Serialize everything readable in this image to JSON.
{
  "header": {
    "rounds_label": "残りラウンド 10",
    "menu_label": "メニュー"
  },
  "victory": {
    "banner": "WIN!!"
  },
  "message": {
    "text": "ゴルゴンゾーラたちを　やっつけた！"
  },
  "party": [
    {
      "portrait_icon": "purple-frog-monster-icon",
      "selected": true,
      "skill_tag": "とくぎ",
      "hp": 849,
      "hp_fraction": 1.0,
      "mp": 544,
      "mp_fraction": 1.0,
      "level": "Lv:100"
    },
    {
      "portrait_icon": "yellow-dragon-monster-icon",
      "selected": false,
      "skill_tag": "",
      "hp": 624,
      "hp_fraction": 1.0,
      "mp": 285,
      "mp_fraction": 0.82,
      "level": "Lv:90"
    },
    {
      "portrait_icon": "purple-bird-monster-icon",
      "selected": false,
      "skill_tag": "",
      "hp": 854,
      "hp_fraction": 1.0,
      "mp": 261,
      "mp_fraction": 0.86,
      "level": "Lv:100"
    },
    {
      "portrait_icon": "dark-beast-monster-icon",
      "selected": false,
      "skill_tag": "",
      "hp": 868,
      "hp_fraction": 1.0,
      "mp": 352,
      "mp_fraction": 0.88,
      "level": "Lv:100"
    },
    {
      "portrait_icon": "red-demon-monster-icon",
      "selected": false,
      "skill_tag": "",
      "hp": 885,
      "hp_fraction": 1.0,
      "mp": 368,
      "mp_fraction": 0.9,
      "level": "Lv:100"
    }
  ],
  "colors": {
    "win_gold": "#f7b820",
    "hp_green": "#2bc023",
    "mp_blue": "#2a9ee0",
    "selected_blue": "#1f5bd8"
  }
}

Objective – Reproduce every record above exactly as it appears.

Answer to the problem –
Serialize everything readable in this image to JSON.
{
  "header": {
    "rounds_label": "残りラウンド 10",
    "menu_label": "メニュー"
  },
  "victory": {
    "banner": "WIN!!"
  },
  "message": {
    "text": "ゴルゴンゾーラたちを　やっつけた！"
  },
  "party": [
    {
      "portrait_icon": "purple-frog-monster-icon",
      "selected": true,
      "skill_tag": "とくぎ",
      "hp": 849,
      "hp_fraction": 1.0,
      "mp": 544,
      "mp_fraction": 1.0,
      "level": "Lv:100"
    },
    {
      "portrait_icon": "yellow-dragon-monster-icon",
      "selected": false,
      "skill_tag": "",
      "hp": 624,
      "hp_fraction": 1.0,
      "mp": 285,
      "mp_fraction": 0.82,
      "level": "Lv:90"
    },
    {
      "portrait_icon": "purple-bird-monster-icon",
      "selected": false,
      "skill_tag": "",
      "hp": 854,
      "hp_fraction": 1.0,
      "mp": 261,
      "mp_fraction": 0.86,
      "level": "Lv:100"
    },
    {
      "portrait_icon": "dark-beast-monster-icon",
      "selected": false,
      "skill_tag": "",
      "hp": 868,
      "hp_fraction": 1.0,
      "mp": 352,
      "mp_fraction": 0.88,
      "level": "Lv:100"
    },
    {
      "portrait_icon": "red-demon-monster-icon",
      "selected": false,
      "skill_tag": "",
      "hp": 885,
      "hp_fraction": 1.0,
      "mp": 368,
      "mp_fraction": 0.9,
      "level": "Lv:100"
    }
  ],
  "colors": {
    "win_gold": "#f7b820",
    "hp_green": "#2bc023",
    "mp_blue": "#2a9ee0",
    "selected_blue": "#1f5bd8"
  }
}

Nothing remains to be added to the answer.